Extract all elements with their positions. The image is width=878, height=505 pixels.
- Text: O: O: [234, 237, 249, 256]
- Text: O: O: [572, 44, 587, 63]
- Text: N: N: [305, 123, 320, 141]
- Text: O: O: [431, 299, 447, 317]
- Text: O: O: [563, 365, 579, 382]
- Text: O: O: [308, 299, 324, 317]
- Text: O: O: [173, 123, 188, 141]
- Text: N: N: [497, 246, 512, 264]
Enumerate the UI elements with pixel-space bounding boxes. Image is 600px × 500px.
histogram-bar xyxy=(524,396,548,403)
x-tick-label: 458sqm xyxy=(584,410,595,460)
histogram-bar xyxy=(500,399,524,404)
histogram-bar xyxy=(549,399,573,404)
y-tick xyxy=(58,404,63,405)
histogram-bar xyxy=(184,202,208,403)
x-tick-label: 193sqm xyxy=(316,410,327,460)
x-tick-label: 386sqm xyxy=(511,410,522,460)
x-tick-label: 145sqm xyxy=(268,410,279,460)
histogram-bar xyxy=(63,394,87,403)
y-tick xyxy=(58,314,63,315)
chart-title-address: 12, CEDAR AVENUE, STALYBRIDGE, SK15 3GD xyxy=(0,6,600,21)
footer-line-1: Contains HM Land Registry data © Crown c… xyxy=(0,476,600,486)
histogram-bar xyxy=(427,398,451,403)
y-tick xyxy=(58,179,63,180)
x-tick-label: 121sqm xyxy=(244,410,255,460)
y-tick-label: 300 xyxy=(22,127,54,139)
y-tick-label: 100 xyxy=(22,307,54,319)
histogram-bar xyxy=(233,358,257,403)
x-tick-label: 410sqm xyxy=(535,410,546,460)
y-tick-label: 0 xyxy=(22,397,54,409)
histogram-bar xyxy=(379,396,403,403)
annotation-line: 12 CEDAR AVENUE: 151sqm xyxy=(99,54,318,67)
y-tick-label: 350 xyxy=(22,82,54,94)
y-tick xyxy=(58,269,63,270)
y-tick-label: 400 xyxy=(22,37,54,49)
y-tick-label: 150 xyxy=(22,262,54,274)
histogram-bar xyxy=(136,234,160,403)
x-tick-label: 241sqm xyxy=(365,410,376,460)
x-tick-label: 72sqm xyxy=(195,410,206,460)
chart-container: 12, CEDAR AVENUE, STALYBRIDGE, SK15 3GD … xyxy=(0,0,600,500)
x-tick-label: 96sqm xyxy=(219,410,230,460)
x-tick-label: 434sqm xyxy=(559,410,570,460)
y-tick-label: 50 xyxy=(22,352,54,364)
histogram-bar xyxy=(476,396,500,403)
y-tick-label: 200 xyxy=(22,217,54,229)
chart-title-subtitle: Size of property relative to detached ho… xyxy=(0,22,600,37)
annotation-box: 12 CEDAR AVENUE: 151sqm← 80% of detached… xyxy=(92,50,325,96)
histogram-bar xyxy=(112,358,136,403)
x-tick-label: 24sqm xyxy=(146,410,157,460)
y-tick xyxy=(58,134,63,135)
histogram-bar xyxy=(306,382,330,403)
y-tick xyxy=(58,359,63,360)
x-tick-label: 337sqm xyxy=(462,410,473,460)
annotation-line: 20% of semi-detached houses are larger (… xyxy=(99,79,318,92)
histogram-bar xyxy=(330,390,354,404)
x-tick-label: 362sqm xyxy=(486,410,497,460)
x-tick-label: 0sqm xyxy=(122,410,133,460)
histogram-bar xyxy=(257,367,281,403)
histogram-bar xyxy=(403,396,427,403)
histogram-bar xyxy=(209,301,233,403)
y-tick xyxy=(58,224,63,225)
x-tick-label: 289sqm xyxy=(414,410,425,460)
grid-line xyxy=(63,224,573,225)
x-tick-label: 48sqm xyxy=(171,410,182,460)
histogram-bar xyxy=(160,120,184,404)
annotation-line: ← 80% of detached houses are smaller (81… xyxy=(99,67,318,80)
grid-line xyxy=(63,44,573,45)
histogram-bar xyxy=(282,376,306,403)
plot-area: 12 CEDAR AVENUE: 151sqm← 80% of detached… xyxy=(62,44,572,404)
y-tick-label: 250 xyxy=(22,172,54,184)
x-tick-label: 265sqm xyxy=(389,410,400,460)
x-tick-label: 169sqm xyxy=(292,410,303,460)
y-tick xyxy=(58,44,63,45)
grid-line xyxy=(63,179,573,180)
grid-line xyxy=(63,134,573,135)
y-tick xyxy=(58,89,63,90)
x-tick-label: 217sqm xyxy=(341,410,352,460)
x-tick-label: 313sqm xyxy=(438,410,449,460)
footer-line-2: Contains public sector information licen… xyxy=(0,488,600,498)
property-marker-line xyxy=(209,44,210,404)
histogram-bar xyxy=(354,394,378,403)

-=-=-

Reproduce, without alteration, every line from the beginning of the records up to and including the line containing "y-tick xyxy=(58,269,63,270)".

▶ _Response to this task_
Extract all elements with their positions. The image is width=878, height=505 pixels.
- Text: O: O: [234, 237, 249, 256]
- Text: O: O: [572, 44, 587, 63]
- Text: N: N: [305, 123, 320, 141]
- Text: O: O: [431, 299, 447, 317]
- Text: O: O: [563, 365, 579, 382]
- Text: O: O: [308, 299, 324, 317]
- Text: O: O: [173, 123, 188, 141]
- Text: N: N: [497, 246, 512, 264]
Enumerate the UI elements with pixel-space bounding boxes. Image is 600px × 500px.
histogram-bar xyxy=(524,396,548,403)
x-tick-label: 458sqm xyxy=(584,410,595,460)
histogram-bar xyxy=(500,399,524,404)
histogram-bar xyxy=(549,399,573,404)
y-tick xyxy=(58,404,63,405)
histogram-bar xyxy=(184,202,208,403)
x-tick-label: 193sqm xyxy=(316,410,327,460)
x-tick-label: 386sqm xyxy=(511,410,522,460)
x-tick-label: 145sqm xyxy=(268,410,279,460)
histogram-bar xyxy=(63,394,87,403)
y-tick xyxy=(58,314,63,315)
chart-title-address: 12, CEDAR AVENUE, STALYBRIDGE, SK15 3GD xyxy=(0,6,600,21)
footer-line-1: Contains HM Land Registry data © Crown c… xyxy=(0,476,600,486)
histogram-bar xyxy=(427,398,451,403)
y-tick xyxy=(58,179,63,180)
x-tick-label: 121sqm xyxy=(244,410,255,460)
y-tick-label: 300 xyxy=(22,127,54,139)
y-tick-label: 100 xyxy=(22,307,54,319)
histogram-bar xyxy=(233,358,257,403)
x-tick-label: 410sqm xyxy=(535,410,546,460)
y-tick-label: 0 xyxy=(22,397,54,409)
histogram-bar xyxy=(379,396,403,403)
annotation-line: 12 CEDAR AVENUE: 151sqm xyxy=(99,54,318,67)
y-tick-label: 350 xyxy=(22,82,54,94)
y-tick xyxy=(58,269,63,270)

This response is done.